Data excerpts —
━━━━━━━━━━
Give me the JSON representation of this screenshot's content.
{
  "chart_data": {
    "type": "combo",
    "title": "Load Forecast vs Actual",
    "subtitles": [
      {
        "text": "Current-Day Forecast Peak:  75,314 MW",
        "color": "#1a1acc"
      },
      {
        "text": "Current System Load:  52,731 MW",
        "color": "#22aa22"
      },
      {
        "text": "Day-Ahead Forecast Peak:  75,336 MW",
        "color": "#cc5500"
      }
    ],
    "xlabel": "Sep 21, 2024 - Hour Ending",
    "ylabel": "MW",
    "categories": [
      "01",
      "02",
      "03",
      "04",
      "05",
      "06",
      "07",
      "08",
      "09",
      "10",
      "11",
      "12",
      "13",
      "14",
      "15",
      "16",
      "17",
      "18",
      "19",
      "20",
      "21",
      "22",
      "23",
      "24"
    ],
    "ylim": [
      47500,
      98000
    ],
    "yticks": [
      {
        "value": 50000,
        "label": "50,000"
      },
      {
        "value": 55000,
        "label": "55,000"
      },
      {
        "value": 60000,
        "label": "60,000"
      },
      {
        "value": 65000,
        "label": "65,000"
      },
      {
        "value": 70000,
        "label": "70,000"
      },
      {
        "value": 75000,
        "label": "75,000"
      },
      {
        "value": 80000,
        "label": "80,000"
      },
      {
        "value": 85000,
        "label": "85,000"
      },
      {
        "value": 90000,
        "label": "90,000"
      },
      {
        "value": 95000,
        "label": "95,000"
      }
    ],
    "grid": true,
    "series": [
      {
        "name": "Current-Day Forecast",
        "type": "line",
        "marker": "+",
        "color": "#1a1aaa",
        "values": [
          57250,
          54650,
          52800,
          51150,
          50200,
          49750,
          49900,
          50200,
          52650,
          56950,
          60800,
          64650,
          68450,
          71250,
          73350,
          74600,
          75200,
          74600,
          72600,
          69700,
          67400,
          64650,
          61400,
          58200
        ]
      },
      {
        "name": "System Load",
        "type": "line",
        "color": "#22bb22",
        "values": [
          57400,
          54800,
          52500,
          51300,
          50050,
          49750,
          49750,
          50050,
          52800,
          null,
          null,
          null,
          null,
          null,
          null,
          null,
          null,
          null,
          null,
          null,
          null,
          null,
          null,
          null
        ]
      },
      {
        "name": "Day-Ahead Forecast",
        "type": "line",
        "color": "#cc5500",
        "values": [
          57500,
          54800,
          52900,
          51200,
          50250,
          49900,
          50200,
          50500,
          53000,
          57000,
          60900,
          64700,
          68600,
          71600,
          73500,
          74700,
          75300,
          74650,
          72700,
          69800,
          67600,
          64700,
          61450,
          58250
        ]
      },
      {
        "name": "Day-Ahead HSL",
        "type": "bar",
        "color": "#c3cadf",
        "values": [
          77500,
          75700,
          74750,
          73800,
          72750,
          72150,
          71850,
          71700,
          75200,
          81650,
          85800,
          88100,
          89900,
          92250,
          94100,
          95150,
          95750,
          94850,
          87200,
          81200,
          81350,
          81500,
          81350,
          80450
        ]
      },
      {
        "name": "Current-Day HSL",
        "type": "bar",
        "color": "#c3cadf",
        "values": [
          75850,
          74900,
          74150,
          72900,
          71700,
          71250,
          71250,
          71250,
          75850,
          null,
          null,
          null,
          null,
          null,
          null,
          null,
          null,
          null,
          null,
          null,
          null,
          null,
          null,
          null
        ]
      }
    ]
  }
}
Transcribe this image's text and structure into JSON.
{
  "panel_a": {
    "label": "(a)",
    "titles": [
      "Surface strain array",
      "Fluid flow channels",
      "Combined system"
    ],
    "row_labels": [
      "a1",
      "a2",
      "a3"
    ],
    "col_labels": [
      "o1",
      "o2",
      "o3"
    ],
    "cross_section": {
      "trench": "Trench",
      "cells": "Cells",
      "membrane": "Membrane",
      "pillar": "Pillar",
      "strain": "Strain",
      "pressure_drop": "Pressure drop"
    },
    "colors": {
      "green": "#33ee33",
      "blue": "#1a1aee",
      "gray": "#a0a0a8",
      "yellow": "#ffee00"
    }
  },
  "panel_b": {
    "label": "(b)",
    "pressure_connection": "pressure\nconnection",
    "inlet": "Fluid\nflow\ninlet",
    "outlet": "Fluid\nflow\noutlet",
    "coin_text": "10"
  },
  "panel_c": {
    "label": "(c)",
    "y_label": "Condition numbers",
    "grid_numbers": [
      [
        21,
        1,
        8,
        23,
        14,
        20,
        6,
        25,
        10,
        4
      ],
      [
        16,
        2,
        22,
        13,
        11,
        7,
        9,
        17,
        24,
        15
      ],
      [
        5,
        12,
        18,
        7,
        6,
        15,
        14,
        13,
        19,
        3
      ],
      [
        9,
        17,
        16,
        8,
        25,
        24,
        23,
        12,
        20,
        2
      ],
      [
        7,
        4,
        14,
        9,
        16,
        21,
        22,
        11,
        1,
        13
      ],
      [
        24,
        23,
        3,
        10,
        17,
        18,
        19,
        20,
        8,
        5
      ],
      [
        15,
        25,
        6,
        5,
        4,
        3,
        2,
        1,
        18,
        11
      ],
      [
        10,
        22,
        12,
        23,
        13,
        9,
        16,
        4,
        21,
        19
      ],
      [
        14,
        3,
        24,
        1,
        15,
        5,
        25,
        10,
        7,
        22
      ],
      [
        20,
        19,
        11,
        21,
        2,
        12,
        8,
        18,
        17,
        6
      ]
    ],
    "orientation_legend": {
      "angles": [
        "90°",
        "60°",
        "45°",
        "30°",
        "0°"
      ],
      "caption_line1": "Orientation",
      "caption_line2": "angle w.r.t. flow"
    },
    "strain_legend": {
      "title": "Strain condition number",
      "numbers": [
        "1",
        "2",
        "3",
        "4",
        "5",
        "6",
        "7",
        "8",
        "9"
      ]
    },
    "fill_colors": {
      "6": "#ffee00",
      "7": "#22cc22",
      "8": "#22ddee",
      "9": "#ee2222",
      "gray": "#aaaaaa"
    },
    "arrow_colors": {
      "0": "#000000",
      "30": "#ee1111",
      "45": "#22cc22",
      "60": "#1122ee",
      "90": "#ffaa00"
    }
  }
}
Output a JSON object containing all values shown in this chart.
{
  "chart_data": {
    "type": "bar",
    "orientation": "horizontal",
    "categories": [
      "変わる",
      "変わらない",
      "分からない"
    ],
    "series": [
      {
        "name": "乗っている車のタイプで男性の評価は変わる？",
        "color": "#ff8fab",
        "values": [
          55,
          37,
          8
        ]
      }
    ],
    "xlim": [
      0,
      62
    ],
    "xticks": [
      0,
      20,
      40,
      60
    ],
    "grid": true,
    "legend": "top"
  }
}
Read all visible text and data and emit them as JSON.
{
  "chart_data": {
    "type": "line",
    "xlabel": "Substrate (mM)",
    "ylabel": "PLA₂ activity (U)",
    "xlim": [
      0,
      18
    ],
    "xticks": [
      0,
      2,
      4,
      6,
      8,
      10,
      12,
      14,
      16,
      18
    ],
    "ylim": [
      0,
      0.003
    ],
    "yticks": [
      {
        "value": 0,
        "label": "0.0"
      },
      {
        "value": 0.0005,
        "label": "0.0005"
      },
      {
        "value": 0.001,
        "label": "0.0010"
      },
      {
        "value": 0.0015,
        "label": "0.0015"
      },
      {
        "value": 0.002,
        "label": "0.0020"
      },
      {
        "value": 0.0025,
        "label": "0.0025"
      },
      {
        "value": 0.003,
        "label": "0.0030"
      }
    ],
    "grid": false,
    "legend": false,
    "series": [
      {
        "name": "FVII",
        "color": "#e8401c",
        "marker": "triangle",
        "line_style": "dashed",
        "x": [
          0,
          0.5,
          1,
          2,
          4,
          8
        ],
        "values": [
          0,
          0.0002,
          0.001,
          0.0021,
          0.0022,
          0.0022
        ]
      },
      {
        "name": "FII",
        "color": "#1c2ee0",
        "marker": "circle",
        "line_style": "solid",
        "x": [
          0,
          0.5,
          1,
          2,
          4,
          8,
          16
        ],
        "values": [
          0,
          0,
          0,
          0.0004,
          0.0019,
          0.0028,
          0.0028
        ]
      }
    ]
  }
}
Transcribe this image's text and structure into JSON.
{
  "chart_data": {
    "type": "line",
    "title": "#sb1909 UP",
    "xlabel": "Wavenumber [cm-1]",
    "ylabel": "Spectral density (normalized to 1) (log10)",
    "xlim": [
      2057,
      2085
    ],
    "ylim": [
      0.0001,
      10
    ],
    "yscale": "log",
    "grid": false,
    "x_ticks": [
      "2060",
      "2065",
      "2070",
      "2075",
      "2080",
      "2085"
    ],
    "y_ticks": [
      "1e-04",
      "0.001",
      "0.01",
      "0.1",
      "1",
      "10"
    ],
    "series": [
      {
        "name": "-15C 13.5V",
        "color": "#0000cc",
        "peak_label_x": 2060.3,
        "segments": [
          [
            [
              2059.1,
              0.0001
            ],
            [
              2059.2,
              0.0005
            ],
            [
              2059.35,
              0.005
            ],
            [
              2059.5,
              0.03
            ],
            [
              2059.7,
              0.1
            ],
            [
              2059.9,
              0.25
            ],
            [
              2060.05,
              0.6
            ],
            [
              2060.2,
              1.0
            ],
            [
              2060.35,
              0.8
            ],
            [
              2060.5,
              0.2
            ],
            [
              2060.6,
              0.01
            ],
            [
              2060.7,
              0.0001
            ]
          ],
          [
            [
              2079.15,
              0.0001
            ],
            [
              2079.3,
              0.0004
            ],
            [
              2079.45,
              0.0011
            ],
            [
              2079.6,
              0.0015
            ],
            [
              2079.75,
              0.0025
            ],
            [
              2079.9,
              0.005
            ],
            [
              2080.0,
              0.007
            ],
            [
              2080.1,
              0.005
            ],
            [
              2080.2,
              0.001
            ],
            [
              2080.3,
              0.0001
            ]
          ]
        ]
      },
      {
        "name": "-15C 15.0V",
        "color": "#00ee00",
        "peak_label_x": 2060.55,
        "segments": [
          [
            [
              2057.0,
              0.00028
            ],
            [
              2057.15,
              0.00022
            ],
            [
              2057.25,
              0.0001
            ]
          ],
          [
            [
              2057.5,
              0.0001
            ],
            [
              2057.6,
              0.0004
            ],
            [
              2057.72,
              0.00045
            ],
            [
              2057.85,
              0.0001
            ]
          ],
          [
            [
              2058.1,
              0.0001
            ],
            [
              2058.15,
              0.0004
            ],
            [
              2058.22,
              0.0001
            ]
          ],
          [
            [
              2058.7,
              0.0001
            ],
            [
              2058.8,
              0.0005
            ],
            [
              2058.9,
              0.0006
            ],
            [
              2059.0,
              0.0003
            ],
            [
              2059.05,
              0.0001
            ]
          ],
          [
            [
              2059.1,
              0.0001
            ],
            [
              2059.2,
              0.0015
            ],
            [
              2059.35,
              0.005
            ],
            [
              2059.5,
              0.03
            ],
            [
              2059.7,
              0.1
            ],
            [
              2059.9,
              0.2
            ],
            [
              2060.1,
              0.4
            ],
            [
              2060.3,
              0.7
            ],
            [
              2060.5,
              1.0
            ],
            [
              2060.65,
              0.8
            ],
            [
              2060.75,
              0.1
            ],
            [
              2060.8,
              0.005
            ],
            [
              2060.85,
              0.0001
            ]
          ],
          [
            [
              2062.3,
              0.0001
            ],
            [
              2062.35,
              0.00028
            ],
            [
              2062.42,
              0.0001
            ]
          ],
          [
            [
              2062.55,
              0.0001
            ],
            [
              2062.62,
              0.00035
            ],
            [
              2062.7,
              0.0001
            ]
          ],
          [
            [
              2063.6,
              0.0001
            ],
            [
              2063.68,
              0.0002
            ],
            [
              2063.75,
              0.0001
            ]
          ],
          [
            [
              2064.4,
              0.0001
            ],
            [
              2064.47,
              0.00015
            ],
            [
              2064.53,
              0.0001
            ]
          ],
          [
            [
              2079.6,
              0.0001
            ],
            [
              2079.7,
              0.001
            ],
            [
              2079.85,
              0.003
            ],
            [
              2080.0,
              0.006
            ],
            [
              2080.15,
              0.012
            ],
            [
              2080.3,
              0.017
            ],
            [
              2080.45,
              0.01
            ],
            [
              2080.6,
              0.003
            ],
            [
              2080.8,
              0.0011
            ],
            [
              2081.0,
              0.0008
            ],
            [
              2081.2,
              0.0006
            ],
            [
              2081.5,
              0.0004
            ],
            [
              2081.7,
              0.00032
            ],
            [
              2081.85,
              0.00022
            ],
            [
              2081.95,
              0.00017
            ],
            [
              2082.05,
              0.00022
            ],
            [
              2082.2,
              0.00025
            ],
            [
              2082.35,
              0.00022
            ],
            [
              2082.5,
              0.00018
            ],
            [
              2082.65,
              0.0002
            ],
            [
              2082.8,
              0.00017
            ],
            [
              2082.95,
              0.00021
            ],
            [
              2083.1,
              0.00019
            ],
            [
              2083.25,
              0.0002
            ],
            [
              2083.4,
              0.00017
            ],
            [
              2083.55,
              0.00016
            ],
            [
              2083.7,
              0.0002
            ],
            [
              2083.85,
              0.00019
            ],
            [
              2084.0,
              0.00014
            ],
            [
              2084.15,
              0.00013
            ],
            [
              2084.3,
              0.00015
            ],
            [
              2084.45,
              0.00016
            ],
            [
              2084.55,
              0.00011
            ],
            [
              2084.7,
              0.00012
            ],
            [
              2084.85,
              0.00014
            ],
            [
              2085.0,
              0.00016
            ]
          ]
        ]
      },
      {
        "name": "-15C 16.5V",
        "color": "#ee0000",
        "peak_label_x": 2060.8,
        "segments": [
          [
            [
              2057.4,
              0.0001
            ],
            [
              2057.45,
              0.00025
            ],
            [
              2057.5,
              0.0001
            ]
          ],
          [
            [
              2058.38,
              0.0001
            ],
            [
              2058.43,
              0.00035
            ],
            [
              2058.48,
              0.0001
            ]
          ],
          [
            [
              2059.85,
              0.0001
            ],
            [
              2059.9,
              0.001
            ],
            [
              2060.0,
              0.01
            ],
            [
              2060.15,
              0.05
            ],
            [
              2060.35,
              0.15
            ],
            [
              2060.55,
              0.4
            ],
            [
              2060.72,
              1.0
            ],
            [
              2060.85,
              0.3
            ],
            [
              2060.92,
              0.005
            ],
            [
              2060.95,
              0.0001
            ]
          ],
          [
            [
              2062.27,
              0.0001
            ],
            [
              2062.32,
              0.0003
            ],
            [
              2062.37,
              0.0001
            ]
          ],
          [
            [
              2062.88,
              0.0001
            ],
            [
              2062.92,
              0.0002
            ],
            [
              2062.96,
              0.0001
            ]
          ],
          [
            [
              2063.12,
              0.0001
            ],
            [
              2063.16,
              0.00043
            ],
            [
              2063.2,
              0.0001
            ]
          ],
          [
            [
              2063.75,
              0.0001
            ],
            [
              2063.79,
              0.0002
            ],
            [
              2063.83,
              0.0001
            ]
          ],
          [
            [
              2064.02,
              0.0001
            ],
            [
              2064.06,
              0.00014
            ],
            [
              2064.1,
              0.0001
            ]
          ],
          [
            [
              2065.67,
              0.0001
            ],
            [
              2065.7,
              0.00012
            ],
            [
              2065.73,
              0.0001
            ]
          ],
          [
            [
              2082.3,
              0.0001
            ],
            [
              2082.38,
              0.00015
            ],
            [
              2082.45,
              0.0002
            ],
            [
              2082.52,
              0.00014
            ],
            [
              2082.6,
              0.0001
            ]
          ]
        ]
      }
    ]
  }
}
━━━━━━━━━━
Locate the word "this" in the data above. Copy every line carrying it.

Give me the JSON representation of this screenshot's content.
Transcribe this image's text and structure into JSON.
Output a JSON object containing all values shown in this chart.
Transcribe this image's text and structure into JSON.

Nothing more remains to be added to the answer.